■ **RECORDS FOR THIS TASK**
------------------------
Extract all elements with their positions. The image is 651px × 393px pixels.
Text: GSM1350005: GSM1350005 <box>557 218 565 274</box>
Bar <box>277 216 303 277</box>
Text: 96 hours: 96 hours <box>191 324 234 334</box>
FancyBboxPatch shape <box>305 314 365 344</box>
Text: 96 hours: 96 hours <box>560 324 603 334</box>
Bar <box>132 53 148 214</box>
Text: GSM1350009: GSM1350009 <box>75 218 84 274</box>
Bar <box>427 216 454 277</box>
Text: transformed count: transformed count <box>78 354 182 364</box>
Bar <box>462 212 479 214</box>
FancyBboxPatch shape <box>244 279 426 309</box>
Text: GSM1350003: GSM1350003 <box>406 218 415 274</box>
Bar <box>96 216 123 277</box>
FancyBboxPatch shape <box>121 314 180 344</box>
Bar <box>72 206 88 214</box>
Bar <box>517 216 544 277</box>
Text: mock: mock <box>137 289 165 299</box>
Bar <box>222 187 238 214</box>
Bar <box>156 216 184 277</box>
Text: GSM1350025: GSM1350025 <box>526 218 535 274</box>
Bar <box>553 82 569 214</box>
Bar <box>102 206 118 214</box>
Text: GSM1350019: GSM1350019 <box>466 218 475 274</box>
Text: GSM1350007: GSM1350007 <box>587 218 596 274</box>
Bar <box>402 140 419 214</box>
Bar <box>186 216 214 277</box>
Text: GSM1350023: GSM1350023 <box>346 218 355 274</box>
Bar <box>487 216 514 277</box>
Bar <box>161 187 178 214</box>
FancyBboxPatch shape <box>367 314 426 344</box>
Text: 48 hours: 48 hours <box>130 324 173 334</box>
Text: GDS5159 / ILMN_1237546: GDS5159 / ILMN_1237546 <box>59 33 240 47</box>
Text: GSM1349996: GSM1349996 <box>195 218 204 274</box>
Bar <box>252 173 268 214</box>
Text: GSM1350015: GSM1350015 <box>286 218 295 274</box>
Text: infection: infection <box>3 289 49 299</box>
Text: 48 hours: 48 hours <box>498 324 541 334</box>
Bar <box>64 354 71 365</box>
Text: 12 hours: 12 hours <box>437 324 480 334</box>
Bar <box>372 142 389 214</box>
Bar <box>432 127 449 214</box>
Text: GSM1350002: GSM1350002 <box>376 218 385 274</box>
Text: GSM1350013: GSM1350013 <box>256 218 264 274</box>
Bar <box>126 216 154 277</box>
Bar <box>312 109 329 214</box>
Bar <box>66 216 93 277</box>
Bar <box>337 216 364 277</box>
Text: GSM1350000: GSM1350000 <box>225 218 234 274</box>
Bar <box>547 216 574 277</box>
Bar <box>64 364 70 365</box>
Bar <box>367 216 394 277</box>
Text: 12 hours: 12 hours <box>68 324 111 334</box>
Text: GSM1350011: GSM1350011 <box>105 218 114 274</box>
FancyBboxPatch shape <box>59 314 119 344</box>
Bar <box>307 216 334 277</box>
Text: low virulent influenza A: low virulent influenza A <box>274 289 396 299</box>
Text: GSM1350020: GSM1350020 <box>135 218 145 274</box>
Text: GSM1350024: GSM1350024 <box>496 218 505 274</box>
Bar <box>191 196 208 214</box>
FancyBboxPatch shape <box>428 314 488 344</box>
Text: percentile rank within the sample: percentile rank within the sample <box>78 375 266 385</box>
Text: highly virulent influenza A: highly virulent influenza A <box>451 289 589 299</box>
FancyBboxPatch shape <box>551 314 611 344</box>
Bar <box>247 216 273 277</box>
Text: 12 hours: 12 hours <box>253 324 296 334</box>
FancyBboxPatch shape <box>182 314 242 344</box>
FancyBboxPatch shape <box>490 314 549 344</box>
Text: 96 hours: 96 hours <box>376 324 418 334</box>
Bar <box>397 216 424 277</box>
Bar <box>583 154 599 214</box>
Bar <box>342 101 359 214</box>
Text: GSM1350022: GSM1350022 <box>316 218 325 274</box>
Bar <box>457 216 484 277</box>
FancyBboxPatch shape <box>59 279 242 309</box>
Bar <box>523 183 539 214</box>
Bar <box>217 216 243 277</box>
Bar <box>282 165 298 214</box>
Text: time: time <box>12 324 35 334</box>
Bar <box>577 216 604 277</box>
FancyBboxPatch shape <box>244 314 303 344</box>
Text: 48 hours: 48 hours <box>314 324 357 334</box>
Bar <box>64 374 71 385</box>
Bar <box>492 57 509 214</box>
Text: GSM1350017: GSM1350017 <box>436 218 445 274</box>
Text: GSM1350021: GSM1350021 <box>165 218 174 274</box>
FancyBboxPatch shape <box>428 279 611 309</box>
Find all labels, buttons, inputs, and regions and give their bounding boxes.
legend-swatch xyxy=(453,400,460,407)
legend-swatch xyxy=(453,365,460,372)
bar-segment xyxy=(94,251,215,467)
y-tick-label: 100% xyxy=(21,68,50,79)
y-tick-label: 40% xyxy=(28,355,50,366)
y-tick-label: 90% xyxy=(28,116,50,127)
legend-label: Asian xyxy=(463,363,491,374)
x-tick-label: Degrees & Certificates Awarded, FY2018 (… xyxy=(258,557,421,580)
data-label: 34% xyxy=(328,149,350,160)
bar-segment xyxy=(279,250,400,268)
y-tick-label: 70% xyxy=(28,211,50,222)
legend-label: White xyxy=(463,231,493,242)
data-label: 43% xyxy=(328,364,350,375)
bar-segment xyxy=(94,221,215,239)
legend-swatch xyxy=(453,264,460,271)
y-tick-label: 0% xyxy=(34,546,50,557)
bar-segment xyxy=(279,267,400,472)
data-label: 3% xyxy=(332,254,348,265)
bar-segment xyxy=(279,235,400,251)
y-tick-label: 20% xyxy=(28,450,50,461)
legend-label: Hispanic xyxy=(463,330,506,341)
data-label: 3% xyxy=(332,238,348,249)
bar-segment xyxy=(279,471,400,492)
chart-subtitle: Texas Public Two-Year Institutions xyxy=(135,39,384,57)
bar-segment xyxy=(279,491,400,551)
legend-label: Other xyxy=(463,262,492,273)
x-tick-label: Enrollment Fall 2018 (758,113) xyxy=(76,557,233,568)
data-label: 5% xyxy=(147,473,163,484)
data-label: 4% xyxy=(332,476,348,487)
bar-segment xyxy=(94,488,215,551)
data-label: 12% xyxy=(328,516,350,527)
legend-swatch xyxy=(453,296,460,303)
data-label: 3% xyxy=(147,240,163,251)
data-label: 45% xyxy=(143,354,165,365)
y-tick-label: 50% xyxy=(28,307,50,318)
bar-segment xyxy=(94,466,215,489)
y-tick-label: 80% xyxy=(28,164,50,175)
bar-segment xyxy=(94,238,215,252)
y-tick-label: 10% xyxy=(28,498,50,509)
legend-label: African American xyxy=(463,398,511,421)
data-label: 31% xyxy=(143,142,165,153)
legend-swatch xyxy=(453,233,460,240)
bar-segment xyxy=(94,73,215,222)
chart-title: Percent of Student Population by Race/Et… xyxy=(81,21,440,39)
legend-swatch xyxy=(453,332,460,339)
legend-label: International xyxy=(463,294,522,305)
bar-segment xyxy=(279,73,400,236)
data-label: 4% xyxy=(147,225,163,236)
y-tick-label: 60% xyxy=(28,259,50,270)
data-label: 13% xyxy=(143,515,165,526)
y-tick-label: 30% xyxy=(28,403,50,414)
------------------------
■ **AIM OF THE EXERCISE**
Reproduce every line of the listing above word for word, with nothing added or left out.

■ **WRITTEN SOLUTION**
Extract all elements with their positions. The image is 651px × 393px pixels.
Text: GSM1350005: GSM1350005 <box>557 218 565 274</box>
Bar <box>277 216 303 277</box>
Text: 96 hours: 96 hours <box>191 324 234 334</box>
FancyBboxPatch shape <box>305 314 365 344</box>
Text: 96 hours: 96 hours <box>560 324 603 334</box>
Bar <box>132 53 148 214</box>
Text: GSM1350009: GSM1350009 <box>75 218 84 274</box>
Bar <box>427 216 454 277</box>
Text: transformed count: transformed count <box>78 354 182 364</box>
Bar <box>462 212 479 214</box>
FancyBboxPatch shape <box>244 279 426 309</box>
Text: GSM1350003: GSM1350003 <box>406 218 415 274</box>
Bar <box>96 216 123 277</box>
FancyBboxPatch shape <box>121 314 180 344</box>
Bar <box>72 206 88 214</box>
Bar <box>517 216 544 277</box>
Text: mock: mock <box>137 289 165 299</box>
Bar <box>222 187 238 214</box>
Bar <box>156 216 184 277</box>
Text: GSM1350025: GSM1350025 <box>526 218 535 274</box>
Bar <box>553 82 569 214</box>
Bar <box>102 206 118 214</box>
Text: GSM1350019: GSM1350019 <box>466 218 475 274</box>
Text: GSM1350007: GSM1350007 <box>587 218 596 274</box>
Bar <box>402 140 419 214</box>
Bar <box>186 216 214 277</box>
Text: GSM1350023: GSM1350023 <box>346 218 355 274</box>
Bar <box>487 216 514 277</box>
Bar <box>161 187 178 214</box>
FancyBboxPatch shape <box>367 314 426 344</box>
Text: 48 hours: 48 hours <box>130 324 173 334</box>
Text: GDS5159 / ILMN_1237546: GDS5159 / ILMN_1237546 <box>59 33 240 47</box>
Text: GSM1349996: GSM1349996 <box>195 218 204 274</box>
Bar <box>252 173 268 214</box>
Text: GSM1350015: GSM1350015 <box>286 218 295 274</box>
Text: infection: infection <box>3 289 49 299</box>
Text: 48 hours: 48 hours <box>498 324 541 334</box>
Bar <box>64 354 71 365</box>
Text: 12 hours: 12 hours <box>437 324 480 334</box>
Bar <box>372 142 389 214</box>
Bar <box>432 127 449 214</box>
Text: GSM1350002: GSM1350002 <box>376 218 385 274</box>
Text: GSM1350013: GSM1350013 <box>256 218 264 274</box>
Bar <box>126 216 154 277</box>
Bar <box>312 109 329 214</box>
Bar <box>66 216 93 277</box>
Bar <box>337 216 364 277</box>
Text: GSM1350000: GSM1350000 <box>225 218 234 274</box>
Bar <box>547 216 574 277</box>
Bar <box>64 364 70 365</box>
Bar <box>367 216 394 277</box>
Text: 12 hours: 12 hours <box>68 324 111 334</box>
Text: GSM1350011: GSM1350011 <box>105 218 114 274</box>
FancyBboxPatch shape <box>59 314 119 344</box>
Bar <box>307 216 334 277</box>
Text: low virulent influenza A: low virulent influenza A <box>274 289 396 299</box>
Text: GSM1350020: GSM1350020 <box>135 218 145 274</box>
Text: GSM1350024: GSM1350024 <box>496 218 505 274</box>
Bar <box>191 196 208 214</box>
FancyBboxPatch shape <box>428 314 488 344</box>
Text: percentile rank within the sample: percentile rank within the sample <box>78 375 266 385</box>
Text: highly virulent influenza A: highly virulent influenza A <box>451 289 589 299</box>
FancyBboxPatch shape <box>551 314 611 344</box>
Bar <box>247 216 273 277</box>
Text: 12 hours: 12 hours <box>253 324 296 334</box>
FancyBboxPatch shape <box>182 314 242 344</box>
FancyBboxPatch shape <box>490 314 549 344</box>
Text: 96 hours: 96 hours <box>376 324 418 334</box>
Bar <box>397 216 424 277</box>
Bar <box>583 154 599 214</box>
Bar <box>342 101 359 214</box>
Text: GSM1350022: GSM1350022 <box>316 218 325 274</box>
Bar <box>457 216 484 277</box>
FancyBboxPatch shape <box>59 279 242 309</box>
Bar <box>523 183 539 214</box>
Bar <box>217 216 243 277</box>
Bar <box>282 165 298 214</box>
Text: time: time <box>12 324 35 334</box>
Bar <box>577 216 604 277</box>
FancyBboxPatch shape <box>244 314 303 344</box>
Text: 48 hours: 48 hours <box>314 324 357 334</box>
Bar <box>64 374 71 385</box>
Bar <box>492 57 509 214</box>
Text: GSM1350017: GSM1350017 <box>436 218 445 274</box>
Text: GSM1350021: GSM1350021 <box>165 218 174 274</box>
FancyBboxPatch shape <box>428 279 611 309</box>
Find all labels, buttons, inputs, and regions and give their bounding boxes.
legend-swatch xyxy=(453,400,460,407)
legend-swatch xyxy=(453,365,460,372)
bar-segment xyxy=(94,251,215,467)
y-tick-label: 100% xyxy=(21,68,50,79)
y-tick-label: 40% xyxy=(28,355,50,366)
y-tick-label: 90% xyxy=(28,116,50,127)
legend-label: Asian xyxy=(463,363,491,374)
x-tick-label: Degrees & Certificates Awarded, FY2018 (… xyxy=(258,557,421,580)
data-label: 34% xyxy=(328,149,350,160)
bar-segment xyxy=(279,250,400,268)
y-tick-label: 70% xyxy=(28,211,50,222)
legend-label: White xyxy=(463,231,493,242)
data-label: 43% xyxy=(328,364,350,375)
bar-segment xyxy=(94,221,215,239)
legend-swatch xyxy=(453,264,460,271)
y-tick-label: 0% xyxy=(34,546,50,557)
bar-segment xyxy=(279,267,400,472)
data-label: 3% xyxy=(332,254,348,265)
bar-segment xyxy=(279,235,400,251)
y-tick-label: 20% xyxy=(28,450,50,461)
legend-label: Hispanic xyxy=(463,330,506,341)
data-label: 3% xyxy=(332,238,348,249)
bar-segment xyxy=(279,471,400,492)
chart-subtitle: Texas Public Two-Year Institutions xyxy=(135,39,384,57)
bar-segment xyxy=(279,491,400,551)
legend-label: Other xyxy=(463,262,492,273)
x-tick-label: Enrollment Fall 2018 (758,113) xyxy=(76,557,233,568)
data-label: 5% xyxy=(147,473,163,484)
data-label: 4% xyxy=(332,476,348,487)
bar-segment xyxy=(94,488,215,551)
data-label: 12% xyxy=(328,516,350,527)
legend-swatch xyxy=(453,296,460,303)
data-label: 3% xyxy=(147,240,163,251)
data-label: 45% xyxy=(143,354,165,365)
y-tick-label: 50% xyxy=(28,307,50,318)
bar-segment xyxy=(94,466,215,489)
y-tick-label: 80% xyxy=(28,164,50,175)
bar-segment xyxy=(94,238,215,252)
y-tick-label: 10% xyxy=(28,498,50,509)
legend-label: African American xyxy=(463,398,511,421)
data-label: 31% xyxy=(143,142,165,153)
legend-swatch xyxy=(453,233,460,240)
bar-segment xyxy=(94,73,215,222)
chart-title: Percent of Student Population by Race/Et… xyxy=(81,21,440,39)
legend-swatch xyxy=(453,332,460,339)
legend-label: International xyxy=(463,294,522,305)
bar-segment xyxy=(279,73,400,236)
data-label: 4% xyxy=(147,225,163,236)
y-tick-label: 60% xyxy=(28,259,50,270)
data-label: 13% xyxy=(143,515,165,526)
y-tick-label: 30% xyxy=(28,403,50,414)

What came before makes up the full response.